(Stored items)
——

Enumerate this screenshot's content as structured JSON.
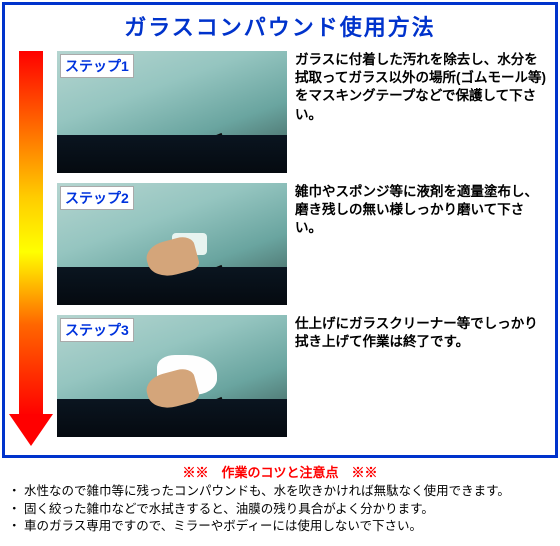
{
  "title": "ガラスコンパウンド使用方法",
  "steps": [
    {
      "label": "ステップ1",
      "desc": "ガラスに付着した汚れを除去し、水分を拭取ってガラス以外の場所(ゴムモール等)をマスキングテープなどで保護して下さい。",
      "photo": "plain"
    },
    {
      "label": "ステップ2",
      "desc": "雑巾やスポンジ等に液剤を適量塗布し、磨き残しの無い様しっかり磨いて下さい。",
      "photo": "sponge"
    },
    {
      "label": "ステップ3",
      "desc": "仕上げにガラスクリーナー等でしっかり拭き上げて作業は終了です。",
      "photo": "cloth"
    }
  ],
  "notesTitle": "※※　作業のコツと注意点　※※",
  "notes": [
    "・ 水性なので雑巾等に残ったコンパウンドも、水を吹きかければ無駄なく使用できます。",
    "・ 固く絞った雑巾などで水拭きすると、油膜の残り具合がよく分かります。",
    "・ 車のガラス専用ですので、ミラーやボディーには使用しないで下さい。"
  ]
}
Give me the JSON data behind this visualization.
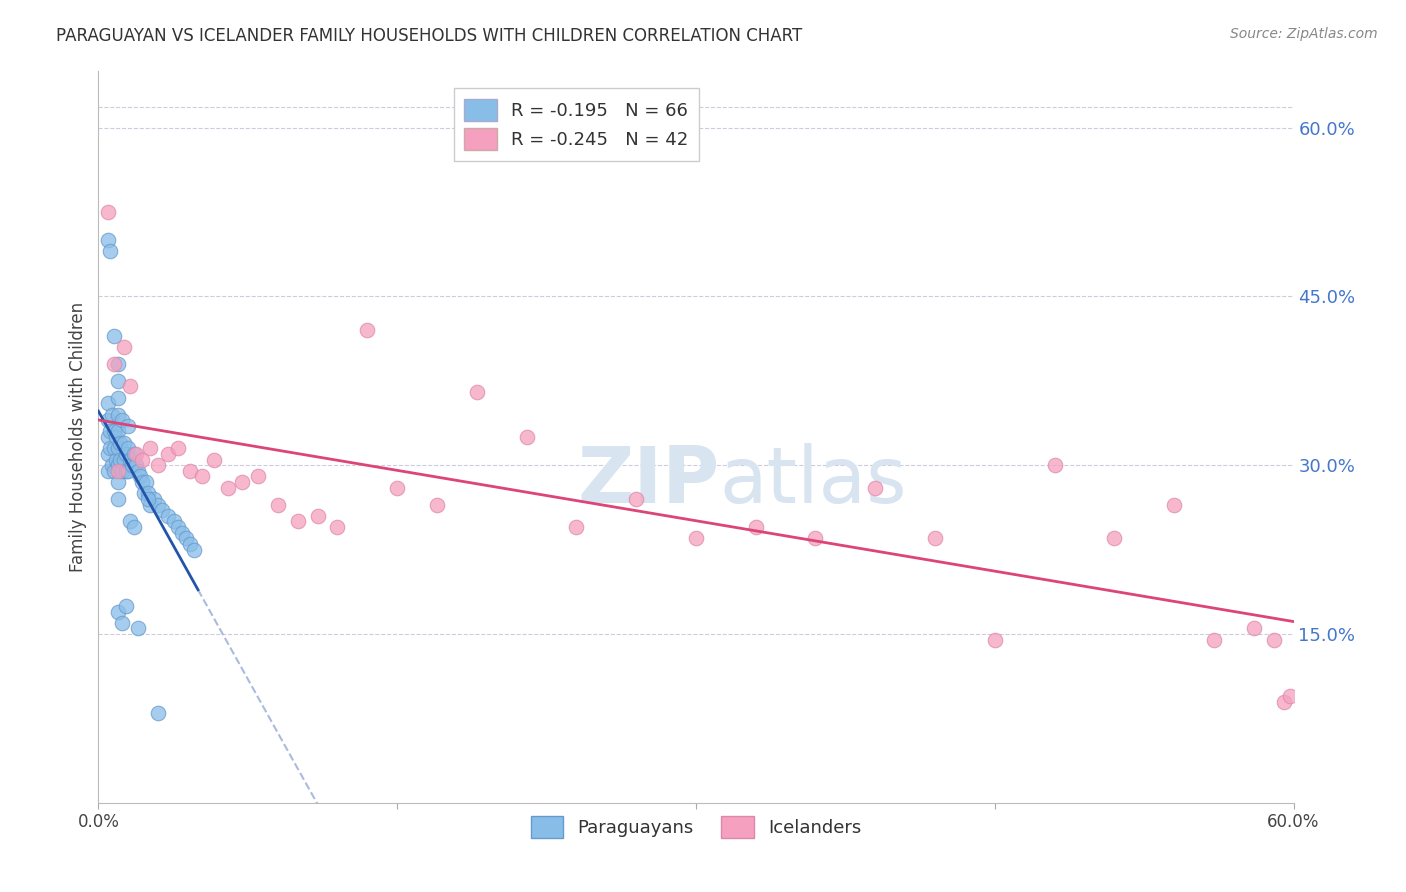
{
  "title": "PARAGUAYAN VS ICELANDER FAMILY HOUSEHOLDS WITH CHILDREN CORRELATION CHART",
  "source": "Source: ZipAtlas.com",
  "ylabel": "Family Households with Children",
  "right_ytick_labels": [
    "60.0%",
    "45.0%",
    "30.0%",
    "15.0%"
  ],
  "right_ytick_values": [
    0.6,
    0.45,
    0.3,
    0.15
  ],
  "xlim": [
    0.0,
    0.6
  ],
  "ylim": [
    0.0,
    0.65
  ],
  "paraguayan_color": "#88bde8",
  "paraguayan_edge_color": "#6699cc",
  "icelander_color": "#f5a0be",
  "icelander_edge_color": "#dd88aa",
  "paraguayan_line_color": "#2255aa",
  "icelander_line_color": "#dd4477",
  "dashed_line_color": "#aabbdd",
  "title_color": "#333333",
  "right_axis_color": "#4477cc",
  "watermark_color": "#d8e4f0",
  "paraguayans_x": [
    0.005,
    0.005,
    0.005,
    0.005,
    0.005,
    0.006,
    0.006,
    0.007,
    0.007,
    0.008,
    0.008,
    0.008,
    0.009,
    0.009,
    0.01,
    0.01,
    0.01,
    0.01,
    0.01,
    0.01,
    0.01,
    0.01,
    0.01,
    0.011,
    0.011,
    0.012,
    0.012,
    0.013,
    0.013,
    0.014,
    0.014,
    0.015,
    0.015,
    0.015,
    0.016,
    0.017,
    0.018,
    0.019,
    0.02,
    0.021,
    0.022,
    0.023,
    0.024,
    0.025,
    0.026,
    0.028,
    0.03,
    0.032,
    0.035,
    0.038,
    0.04,
    0.042,
    0.044,
    0.046,
    0.048,
    0.005,
    0.006,
    0.008,
    0.01,
    0.012,
    0.014,
    0.016,
    0.018,
    0.02,
    0.025,
    0.03
  ],
  "paraguayans_y": [
    0.355,
    0.34,
    0.325,
    0.31,
    0.295,
    0.33,
    0.315,
    0.345,
    0.3,
    0.33,
    0.315,
    0.295,
    0.325,
    0.305,
    0.39,
    0.375,
    0.36,
    0.345,
    0.33,
    0.315,
    0.3,
    0.285,
    0.27,
    0.32,
    0.305,
    0.34,
    0.295,
    0.32,
    0.305,
    0.31,
    0.295,
    0.335,
    0.315,
    0.295,
    0.305,
    0.3,
    0.31,
    0.3,
    0.295,
    0.29,
    0.285,
    0.275,
    0.285,
    0.275,
    0.265,
    0.27,
    0.265,
    0.26,
    0.255,
    0.25,
    0.245,
    0.24,
    0.235,
    0.23,
    0.225,
    0.5,
    0.49,
    0.415,
    0.17,
    0.16,
    0.175,
    0.25,
    0.245,
    0.155,
    0.27,
    0.08
  ],
  "icelanders_x": [
    0.005,
    0.008,
    0.01,
    0.013,
    0.016,
    0.019,
    0.022,
    0.026,
    0.03,
    0.035,
    0.04,
    0.046,
    0.052,
    0.058,
    0.065,
    0.072,
    0.08,
    0.09,
    0.1,
    0.11,
    0.12,
    0.135,
    0.15,
    0.17,
    0.19,
    0.215,
    0.24,
    0.27,
    0.3,
    0.33,
    0.36,
    0.39,
    0.42,
    0.45,
    0.48,
    0.51,
    0.54,
    0.56,
    0.58,
    0.59,
    0.595,
    0.598
  ],
  "icelanders_y": [
    0.525,
    0.39,
    0.295,
    0.405,
    0.37,
    0.31,
    0.305,
    0.315,
    0.3,
    0.31,
    0.315,
    0.295,
    0.29,
    0.305,
    0.28,
    0.285,
    0.29,
    0.265,
    0.25,
    0.255,
    0.245,
    0.42,
    0.28,
    0.265,
    0.365,
    0.325,
    0.245,
    0.27,
    0.235,
    0.245,
    0.235,
    0.28,
    0.235,
    0.145,
    0.3,
    0.235,
    0.265,
    0.145,
    0.155,
    0.145,
    0.09,
    0.095
  ],
  "legend_R_blue": "R = -0.195",
  "legend_N_blue": "N = 66",
  "legend_R_pink": "R = -0.245",
  "legend_N_pink": "N = 42"
}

——

# PROBLEM:
Without the pictures, write out the whole listing above exactly as it appears.

# SOLUTION:
Enumerate this screenshot's content as structured JSON.
{
  "title": "ガラスコンパウンド使用方法",
  "steps": [
    {
      "label": "ステップ1",
      "desc": "ガラスに付着した汚れを除去し、水分を拭取ってガラス以外の場所(ゴムモール等)をマスキングテープなどで保護して下さい。",
      "photo": "plain"
    },
    {
      "label": "ステップ2",
      "desc": "雑巾やスポンジ等に液剤を適量塗布し、磨き残しの無い様しっかり磨いて下さい。",
      "photo": "sponge"
    },
    {
      "label": "ステップ3",
      "desc": "仕上げにガラスクリーナー等でしっかり拭き上げて作業は終了です。",
      "photo": "cloth"
    }
  ],
  "notesTitle": "※※　作業のコツと注意点　※※",
  "notes": [
    "・ 水性なので雑巾等に残ったコンパウンドも、水を吹きかければ無駄なく使用できます。",
    "・ 固く絞った雑巾などで水拭きすると、油膜の残り具合がよく分かります。",
    "・ 車のガラス専用ですので、ミラーやボディーには使用しないで下さい。"
  ]
}
Give me the JSON data behind this visualization.
{
  "title": "PARAGUAYAN VS ICELANDER FAMILY HOUSEHOLDS WITH CHILDREN CORRELATION CHART",
  "source": "Source: ZipAtlas.com",
  "ylabel": "Family Households with Children",
  "right_ytick_labels": [
    "60.0%",
    "45.0%",
    "30.0%",
    "15.0%"
  ],
  "right_ytick_values": [
    0.6,
    0.45,
    0.3,
    0.15
  ],
  "xlim": [
    0.0,
    0.6
  ],
  "ylim": [
    0.0,
    0.65
  ],
  "paraguayan_color": "#88bde8",
  "paraguayan_edge_color": "#6699cc",
  "icelander_color": "#f5a0be",
  "icelander_edge_color": "#dd88aa",
  "paraguayan_line_color": "#2255aa",
  "icelander_line_color": "#dd4477",
  "dashed_line_color": "#aabbdd",
  "title_color": "#333333",
  "right_axis_color": "#4477cc",
  "watermark_color": "#d8e4f0",
  "paraguayans_x": [
    0.005,
    0.005,
    0.005,
    0.005,
    0.005,
    0.006,
    0.006,
    0.007,
    0.007,
    0.008,
    0.008,
    0.008,
    0.009,
    0.009,
    0.01,
    0.01,
    0.01,
    0.01,
    0.01,
    0.01,
    0.01,
    0.01,
    0.01,
    0.011,
    0.011,
    0.012,
    0.012,
    0.013,
    0.013,
    0.014,
    0.014,
    0.015,
    0.015,
    0.015,
    0.016,
    0.017,
    0.018,
    0.019,
    0.02,
    0.021,
    0.022,
    0.023,
    0.024,
    0.025,
    0.026,
    0.028,
    0.03,
    0.032,
    0.035,
    0.038,
    0.04,
    0.042,
    0.044,
    0.046,
    0.048,
    0.005,
    0.006,
    0.008,
    0.01,
    0.012,
    0.014,
    0.016,
    0.018,
    0.02,
    0.025,
    0.03
  ],
  "paraguayans_y": [
    0.355,
    0.34,
    0.325,
    0.31,
    0.295,
    0.33,
    0.315,
    0.345,
    0.3,
    0.33,
    0.315,
    0.295,
    0.325,
    0.305,
    0.39,
    0.375,
    0.36,
    0.345,
    0.33,
    0.315,
    0.3,
    0.285,
    0.27,
    0.32,
    0.305,
    0.34,
    0.295,
    0.32,
    0.305,
    0.31,
    0.295,
    0.335,
    0.315,
    0.295,
    0.305,
    0.3,
    0.31,
    0.3,
    0.295,
    0.29,
    0.285,
    0.275,
    0.285,
    0.275,
    0.265,
    0.27,
    0.265,
    0.26,
    0.255,
    0.25,
    0.245,
    0.24,
    0.235,
    0.23,
    0.225,
    0.5,
    0.49,
    0.415,
    0.17,
    0.16,
    0.175,
    0.25,
    0.245,
    0.155,
    0.27,
    0.08
  ],
  "icelanders_x": [
    0.005,
    0.008,
    0.01,
    0.013,
    0.016,
    0.019,
    0.022,
    0.026,
    0.03,
    0.035,
    0.04,
    0.046,
    0.052,
    0.058,
    0.065,
    0.072,
    0.08,
    0.09,
    0.1,
    0.11,
    0.12,
    0.135,
    0.15,
    0.17,
    0.19,
    0.215,
    0.24,
    0.27,
    0.3,
    0.33,
    0.36,
    0.39,
    0.42,
    0.45,
    0.48,
    0.51,
    0.54,
    0.56,
    0.58,
    0.59,
    0.595,
    0.598
  ],
  "icelanders_y": [
    0.525,
    0.39,
    0.295,
    0.405,
    0.37,
    0.31,
    0.305,
    0.315,
    0.3,
    0.31,
    0.315,
    0.295,
    0.29,
    0.305,
    0.28,
    0.285,
    0.29,
    0.265,
    0.25,
    0.255,
    0.245,
    0.42,
    0.28,
    0.265,
    0.365,
    0.325,
    0.245,
    0.27,
    0.235,
    0.245,
    0.235,
    0.28,
    0.235,
    0.145,
    0.3,
    0.235,
    0.265,
    0.145,
    0.155,
    0.145,
    0.09,
    0.095
  ],
  "legend_R_blue": "R = -0.195",
  "legend_N_blue": "N = 66",
  "legend_R_pink": "R = -0.245",
  "legend_N_pink": "N = 42"
}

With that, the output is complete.